## SHORT EXERCISE
Reproduce each line of the entries below verbatim.

Some entries:
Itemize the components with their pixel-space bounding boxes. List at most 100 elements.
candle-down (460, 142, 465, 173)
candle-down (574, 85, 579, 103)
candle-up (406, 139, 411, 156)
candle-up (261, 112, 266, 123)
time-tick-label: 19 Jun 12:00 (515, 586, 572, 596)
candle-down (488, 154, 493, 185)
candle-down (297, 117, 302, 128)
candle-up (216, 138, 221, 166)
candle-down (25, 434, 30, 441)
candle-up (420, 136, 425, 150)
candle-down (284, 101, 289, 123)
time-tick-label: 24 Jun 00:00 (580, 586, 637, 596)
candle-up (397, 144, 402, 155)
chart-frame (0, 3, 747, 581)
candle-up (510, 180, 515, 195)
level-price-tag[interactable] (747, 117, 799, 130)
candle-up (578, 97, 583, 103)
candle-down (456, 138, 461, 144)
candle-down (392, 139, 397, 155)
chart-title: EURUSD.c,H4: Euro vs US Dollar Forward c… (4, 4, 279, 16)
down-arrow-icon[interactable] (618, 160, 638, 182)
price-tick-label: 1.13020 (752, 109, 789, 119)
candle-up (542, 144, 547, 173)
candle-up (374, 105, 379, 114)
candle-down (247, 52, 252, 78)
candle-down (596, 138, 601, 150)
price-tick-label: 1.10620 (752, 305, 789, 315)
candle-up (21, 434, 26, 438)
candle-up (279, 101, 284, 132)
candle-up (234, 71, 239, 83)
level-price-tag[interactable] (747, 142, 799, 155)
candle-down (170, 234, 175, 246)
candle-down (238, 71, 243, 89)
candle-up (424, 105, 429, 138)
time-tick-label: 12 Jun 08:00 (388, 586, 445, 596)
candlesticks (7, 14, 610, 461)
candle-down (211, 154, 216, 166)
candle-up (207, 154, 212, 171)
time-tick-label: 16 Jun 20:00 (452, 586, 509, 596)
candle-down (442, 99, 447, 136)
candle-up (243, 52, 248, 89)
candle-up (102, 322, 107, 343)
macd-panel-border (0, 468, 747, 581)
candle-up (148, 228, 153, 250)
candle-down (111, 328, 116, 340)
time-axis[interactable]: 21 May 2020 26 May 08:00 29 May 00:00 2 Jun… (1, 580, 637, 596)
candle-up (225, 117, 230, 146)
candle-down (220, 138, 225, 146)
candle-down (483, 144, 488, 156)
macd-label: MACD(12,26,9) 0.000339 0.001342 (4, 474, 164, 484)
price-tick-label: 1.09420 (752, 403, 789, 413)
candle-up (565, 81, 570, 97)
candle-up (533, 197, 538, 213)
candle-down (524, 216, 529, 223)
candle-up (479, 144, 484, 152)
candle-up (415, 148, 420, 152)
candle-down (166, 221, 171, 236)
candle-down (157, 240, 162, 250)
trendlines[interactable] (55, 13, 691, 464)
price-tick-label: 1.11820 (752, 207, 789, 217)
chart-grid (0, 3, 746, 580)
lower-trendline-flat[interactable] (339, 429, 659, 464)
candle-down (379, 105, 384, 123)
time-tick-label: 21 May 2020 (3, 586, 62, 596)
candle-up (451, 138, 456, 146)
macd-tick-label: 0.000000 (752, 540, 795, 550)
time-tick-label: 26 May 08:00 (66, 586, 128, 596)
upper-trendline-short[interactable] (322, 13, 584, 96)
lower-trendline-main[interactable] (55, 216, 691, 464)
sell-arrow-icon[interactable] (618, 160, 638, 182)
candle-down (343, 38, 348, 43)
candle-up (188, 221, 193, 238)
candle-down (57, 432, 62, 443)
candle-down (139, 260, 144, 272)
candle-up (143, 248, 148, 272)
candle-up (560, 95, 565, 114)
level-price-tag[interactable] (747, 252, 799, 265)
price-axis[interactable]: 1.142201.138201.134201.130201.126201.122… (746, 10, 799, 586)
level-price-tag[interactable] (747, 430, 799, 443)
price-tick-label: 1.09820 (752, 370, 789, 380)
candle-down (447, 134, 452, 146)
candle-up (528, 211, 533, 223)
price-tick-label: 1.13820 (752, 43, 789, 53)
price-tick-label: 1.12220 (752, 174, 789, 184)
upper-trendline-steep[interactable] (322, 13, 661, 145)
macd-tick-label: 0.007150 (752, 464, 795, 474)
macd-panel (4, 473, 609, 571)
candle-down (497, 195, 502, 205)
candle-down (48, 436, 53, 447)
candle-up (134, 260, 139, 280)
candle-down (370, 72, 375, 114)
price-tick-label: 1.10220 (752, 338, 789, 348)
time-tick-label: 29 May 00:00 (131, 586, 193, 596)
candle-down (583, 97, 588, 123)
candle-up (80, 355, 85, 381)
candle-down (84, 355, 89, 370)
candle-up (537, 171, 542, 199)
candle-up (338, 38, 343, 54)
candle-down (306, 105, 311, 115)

## ANSWER TO THIS TASK
Itemize the components with their pixel-space bounding boxes. List at most 100 elements.
candle-down (460, 142, 465, 173)
candle-down (574, 85, 579, 103)
candle-up (406, 139, 411, 156)
candle-up (261, 112, 266, 123)
time-tick-label: 19 Jun 12:00 (515, 586, 572, 596)
candle-down (488, 154, 493, 185)
candle-down (297, 117, 302, 128)
candle-up (216, 138, 221, 166)
candle-down (25, 434, 30, 441)
candle-up (420, 136, 425, 150)
candle-down (284, 101, 289, 123)
time-tick-label: 24 Jun 00:00 (580, 586, 637, 596)
candle-up (397, 144, 402, 155)
chart-frame (0, 3, 747, 581)
candle-up (510, 180, 515, 195)
level-price-tag[interactable] (747, 117, 799, 130)
candle-up (578, 97, 583, 103)
candle-down (456, 138, 461, 144)
candle-down (392, 139, 397, 155)
chart-title: EURUSD.c,H4: Euro vs US Dollar Forward c… (4, 4, 279, 16)
down-arrow-icon[interactable] (618, 160, 638, 182)
price-tick-label: 1.13020 (752, 109, 789, 119)
candle-up (542, 144, 547, 173)
candle-up (374, 105, 379, 114)
candle-down (247, 52, 252, 78)
candle-down (596, 138, 601, 150)
price-tick-label: 1.10620 (752, 305, 789, 315)
candle-up (21, 434, 26, 438)
candle-up (279, 101, 284, 132)
candle-up (234, 71, 239, 83)
level-price-tag[interactable] (747, 142, 799, 155)
candle-down (170, 234, 175, 246)
candle-down (238, 71, 243, 89)
candle-up (424, 105, 429, 138)
time-tick-label: 12 Jun 08:00 (388, 586, 445, 596)
candlesticks (7, 14, 610, 461)
candle-down (211, 154, 216, 166)
candle-up (207, 154, 212, 171)
time-tick-label: 16 Jun 20:00 (452, 586, 509, 596)
candle-down (442, 99, 447, 136)
candle-up (243, 52, 248, 89)
candle-up (102, 322, 107, 343)
macd-panel-border (0, 468, 747, 581)
candle-up (148, 228, 153, 250)
candle-down (111, 328, 116, 340)
time-axis[interactable]: 21 May 2020 26 May 08:00 29 May 00:00 2 Jun… (1, 580, 637, 596)
candle-up (225, 117, 230, 146)
candle-down (220, 138, 225, 146)
candle-down (483, 144, 488, 156)
macd-label: MACD(12,26,9) 0.000339 0.001342 (4, 474, 164, 484)
price-tick-label: 1.09420 (752, 403, 789, 413)
candle-up (565, 81, 570, 97)
candle-up (533, 197, 538, 213)
candle-down (524, 216, 529, 223)
candle-up (479, 144, 484, 152)
candle-up (415, 148, 420, 152)
candle-down (166, 221, 171, 236)
candle-down (157, 240, 162, 250)
trendlines[interactable] (55, 13, 691, 464)
price-tick-label: 1.11820 (752, 207, 789, 217)
chart-grid (0, 3, 746, 580)
lower-trendline-flat[interactable] (339, 429, 659, 464)
candle-down (379, 105, 384, 123)
time-tick-label: 21 May 2020 (3, 586, 62, 596)
candle-up (451, 138, 456, 146)
macd-tick-label: 0.000000 (752, 540, 795, 550)
time-tick-label: 26 May 08:00 (66, 586, 128, 596)
upper-trendline-short[interactable] (322, 13, 584, 96)
lower-trendline-main[interactable] (55, 216, 691, 464)
sell-arrow-icon[interactable] (618, 160, 638, 182)
candle-down (343, 38, 348, 43)
candle-up (188, 221, 193, 238)
candle-down (57, 432, 62, 443)
candle-down (139, 260, 144, 272)
candle-up (143, 248, 148, 272)
candle-up (560, 95, 565, 114)
level-price-tag[interactable] (747, 252, 799, 265)
price-axis[interactable]: 1.142201.138201.134201.130201.126201.122… (746, 10, 799, 586)
level-price-tag[interactable] (747, 430, 799, 443)
price-tick-label: 1.09820 (752, 370, 789, 380)
candle-down (447, 134, 452, 146)
candle-up (528, 211, 533, 223)
price-tick-label: 1.13820 (752, 43, 789, 53)
price-tick-label: 1.12220 (752, 174, 789, 184)
upper-trendline-steep[interactable] (322, 13, 661, 145)
macd-tick-label: 0.007150 (752, 464, 795, 474)
macd-panel (4, 473, 609, 571)
candle-down (497, 195, 502, 205)
candle-down (48, 436, 53, 447)
candle-up (134, 260, 139, 280)
candle-down (370, 72, 375, 114)
price-tick-label: 1.10220 (752, 338, 789, 348)
time-tick-label: 29 May 00:00 (131, 586, 193, 596)
candle-down (583, 97, 588, 123)
candle-up (80, 355, 85, 381)
candle-down (84, 355, 89, 370)
candle-up (537, 171, 542, 199)
candle-up (338, 38, 343, 54)
candle-down (306, 105, 311, 115)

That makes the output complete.